Objective ::
Transcribe the records in full, keeping every character as it is.

-------- Data to use

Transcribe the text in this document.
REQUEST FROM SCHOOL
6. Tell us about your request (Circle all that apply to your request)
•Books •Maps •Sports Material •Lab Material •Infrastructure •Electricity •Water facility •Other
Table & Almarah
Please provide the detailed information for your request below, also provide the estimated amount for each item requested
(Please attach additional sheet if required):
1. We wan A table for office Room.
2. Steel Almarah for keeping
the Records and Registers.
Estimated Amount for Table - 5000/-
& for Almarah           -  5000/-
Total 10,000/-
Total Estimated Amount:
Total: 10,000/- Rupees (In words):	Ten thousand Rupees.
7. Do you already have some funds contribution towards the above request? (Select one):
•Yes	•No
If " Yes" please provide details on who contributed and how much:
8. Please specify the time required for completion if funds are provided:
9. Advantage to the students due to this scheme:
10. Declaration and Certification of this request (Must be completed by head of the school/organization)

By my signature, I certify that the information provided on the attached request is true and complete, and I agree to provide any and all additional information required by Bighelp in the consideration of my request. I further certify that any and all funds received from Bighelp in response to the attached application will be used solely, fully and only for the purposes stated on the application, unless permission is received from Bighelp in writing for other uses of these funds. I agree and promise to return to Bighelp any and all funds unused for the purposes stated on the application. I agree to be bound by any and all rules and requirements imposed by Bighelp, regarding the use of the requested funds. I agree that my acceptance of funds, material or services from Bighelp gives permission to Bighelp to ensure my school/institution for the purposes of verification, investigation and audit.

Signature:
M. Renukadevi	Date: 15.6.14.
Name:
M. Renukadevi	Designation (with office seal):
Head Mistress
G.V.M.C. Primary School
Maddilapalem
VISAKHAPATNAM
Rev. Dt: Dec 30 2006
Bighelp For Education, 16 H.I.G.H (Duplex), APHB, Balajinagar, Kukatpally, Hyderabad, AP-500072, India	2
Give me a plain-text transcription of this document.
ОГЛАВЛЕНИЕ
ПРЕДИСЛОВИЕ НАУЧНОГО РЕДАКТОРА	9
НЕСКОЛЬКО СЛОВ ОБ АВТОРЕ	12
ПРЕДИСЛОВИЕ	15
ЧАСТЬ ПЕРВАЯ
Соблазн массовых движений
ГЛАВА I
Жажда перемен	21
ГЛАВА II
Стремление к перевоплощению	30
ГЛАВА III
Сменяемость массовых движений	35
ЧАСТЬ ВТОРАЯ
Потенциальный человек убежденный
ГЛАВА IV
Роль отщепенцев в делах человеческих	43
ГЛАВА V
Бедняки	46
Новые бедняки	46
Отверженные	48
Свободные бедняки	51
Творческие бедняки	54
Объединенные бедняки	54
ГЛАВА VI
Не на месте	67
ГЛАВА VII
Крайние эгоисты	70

----------------

Expected output ::
Transcribe the text in this document.
REQUEST FROM SCHOOL
6. Tell us about your request (Circle all that apply to your request)
•Books •Maps •Sports Material •Lab Material •Infrastructure •Electricity •Water facility •Other
Table & Almarah
Please provide the detailed information for your request below, also provide the estimated amount for each item requested
(Please attach additional sheet if required):
1. We wan A table for office Room.
2. Steel Almarah for keeping
the Records and Registers.
Estimated Amount for Table - 5000/-
& for Almarah           -  5000/-
Total 10,000/-
Total Estimated Amount:
Total: 10,000/- Rupees (In words):	Ten thousand Rupees.
7. Do you already have some funds contribution towards the above request? (Select one):
•Yes	•No
If " Yes" please provide details on who contributed and how much:
8. Please specify the time required for completion if funds are provided:
9. Advantage to the students due to this scheme:
10. Declaration and Certification of this request (Must be completed by head of the school/organization)

By my signature, I certify that the information provided on the attached request is true and complete, and I agree to provide any and all additional information required by Bighelp in the consideration of my request. I further certify that any and all funds received from Bighelp in response to the attached application will be used solely, fully and only for the purposes stated on the application, unless permission is received from Bighelp in writing for other uses of these funds. I agree and promise to return to Bighelp any and all funds unused for the purposes stated on the application. I agree to be bound by any and all rules and requirements imposed by Bighelp, regarding the use of the requested funds. I agree that my acceptance of funds, material or services from Bighelp gives permission to Bighelp to ensure my school/institution for the purposes of verification, investigation and audit.

Signature:
M. Renukadevi	Date: 15.6.14.
Name:
M. Renukadevi	Designation (with office seal):
Head Mistress
G.V.M.C. Primary School
Maddilapalem
VISAKHAPATNAM
Rev. Dt: Dec 30 2006
Bighelp For Education, 16 H.I.G.H (Duplex), APHB, Balajinagar, Kukatpally, Hyderabad, AP-500072, India	2
Give me a plain-text transcription of this document.
ОГЛАВЛЕНИЕ
ПРЕДИСЛОВИЕ НАУЧНОГО РЕДАКТОРА	9
НЕСКОЛЬКО СЛОВ ОБ АВТОРЕ	12
ПРЕДИСЛОВИЕ	15
ЧАСТЬ ПЕРВАЯ
Соблазн массовых движений
ГЛАВА I
Жажда перемен	21
ГЛАВА II
Стремление к перевоплощению	30
ГЛАВА III
Сменяемость массовых движений	35
ЧАСТЬ ВТОРАЯ
Потенциальный человек убежденный
ГЛАВА IV
Роль отщепенцев в делах человеческих	43
ГЛАВА V
Бедняки	46
Новые бедняки	46
Отверженные	48
Свободные бедняки	51
Творческие бедняки	54
Объединенные бедняки	54
ГЛАВА VI
Не на месте	67
ГЛАВА VII
Крайние эгоисты	70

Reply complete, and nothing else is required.